Stored entries:

────────────────

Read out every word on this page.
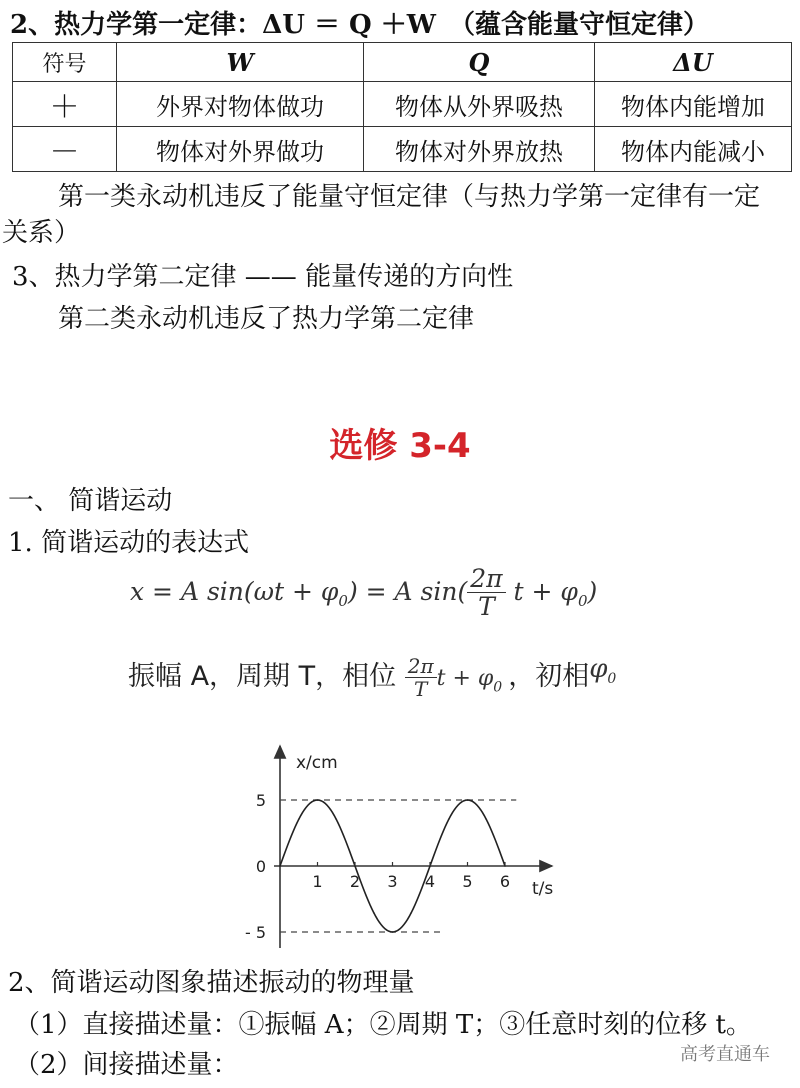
2、热力学第一定律：ΔU ＝ Q ＋W　（蕴含能量守恒定律）
符号	W	Q	ΔU
＋	外界对物体做功	物体从外界吸热	物体内能增加
－	物体对外界做功	物体对外界放热	物体内能减小
第一类永动机违反了能量守恒定律（与热力学第一定律有一定
关系）
3、热力学第二定律 —— 能量传递的方向性
第二类永动机违反了热力学第二定律
选修 3-4
一、 简谐运动
1. 简谐运动的表达式
x = A $\sin(\omega t + \varphi_0) = A$ $\sin( \frac{2\pi}{T}$ $t + \varphi_0$)
振幅 A，周期 T，相位 $\frac{2\pi}{T}$ $t + \varphi_0$ ，初相$\varphi_0$
1 2 3 4 5 6
5
0
- 5
x/cm
t/s
2、简谐运动图象描述振动的物理量
（1）直接描述量：①振幅 A；②周期 T；③任意时刻的位移 t。
（2）间接描述量：	高考直通车
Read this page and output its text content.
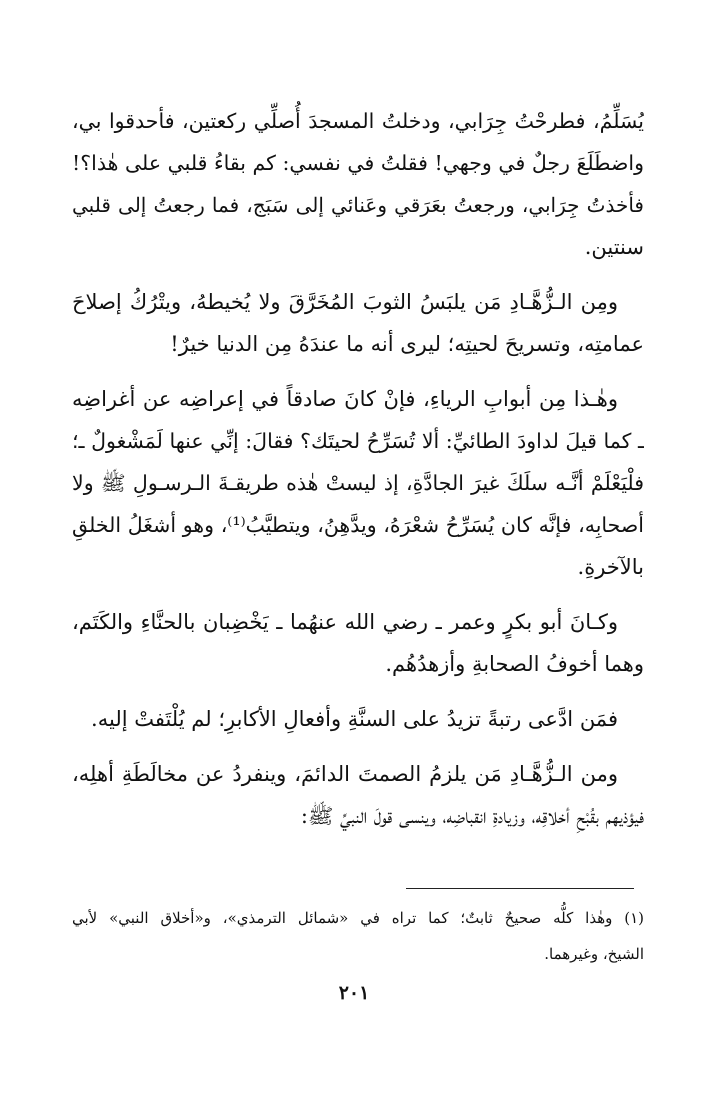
يُسَلِّمُ، فطرحْتُ جِرَابي، ودخلتُ المسجدَ أُصلِّي ركعتين، فأحدقوا بي،
واضطَلَعَ رجلٌ في وجهي! فقلتُ في نفسي: كم بقاءُ قلبي على هٰذا؟!
فأخذتُ جِرَابي، ورجعتُ بعَرَقي وعَنائي إلى سَبَج، فما رجعتُ إلى قلبي
سنتين.
ومِن الـزُّهَّـادِ مَن يلبَسُ الثوبَ المُخَرَّقَ ولا يُخيطهُ، ويتْرُكُ إصلاحَ
عمامتِه، وتسريحَ لحيتِه؛ ليرى أنه ما عندَهُ مِن الدنيا خيرٌ!
وهٰـذا مِن أبوابِ الرياءِ، فإنْ كانَ صادقاً في إعراضِه عن أغراضِه
ـ كما قيلَ لداودَ الطائيِّ: ألا تُسَرِّحُ لحيتَك؟ فقالَ: إنِّي عنها لَمَشْغولٌ ـ؛
فلْيَعْلَمْ أنَّـه سلَكَ غيرَ الجادَّةِ، إذ ليستْ هٰذه طريقـةَ الـرسـولِ ﷺ ولا
أصحابِه، فإنَّه كان يُسَرِّحُ شعْرَهُ، ويدَّهِنُ، ويتطيَّبُ⁽¹⁾، وهو أشغَلُ الخلقِ
بالآخرةِ.
وكـانَ أبو بكرٍ وعمر ـ رضي الله عنهُما ـ يَخْضِبان بالحنَّاءِ والكَتَم،
وهما أخوفُ الصحابةِ وأزهدُهُم.
فمَن ادَّعى رتبةً تزيدُ على السنَّةِ وأفعالِ الأكابرِ؛ لم يُلْتَفتْ إليه.
ومن الـزُّهَّـادِ مَن يلزمُ الصمتَ الدائمَ، وينفردُ عن مخالَطَةِ أهلِه،
فيؤذيهم بقُبْحِ أخلاقِه، وزيادةِ انقباضِه، وينسى قولَ النبيِّ ﷺ:
(١) وهٰذا كلُّه صحيحٌ ثابتٌ؛ كما تراه في «شمائل الترمذي»، و«أخلاق النبي» لأبي
الشيخ، وغيرهما.
٢٠١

────────────────

Lines that hold the word "أخلاق" are the ones to return, every one of them.

فيؤذيهم بقُبْحِ أخلاقِه، وزيادةِ انقباضِه، وينسى قولَ النبيِّ ﷺ:
(١) وهٰذا كلُّه صحيحٌ ثابتٌ؛ كما تراه في «شمائل الترمذي»، و«أخلاق النبي» لأبي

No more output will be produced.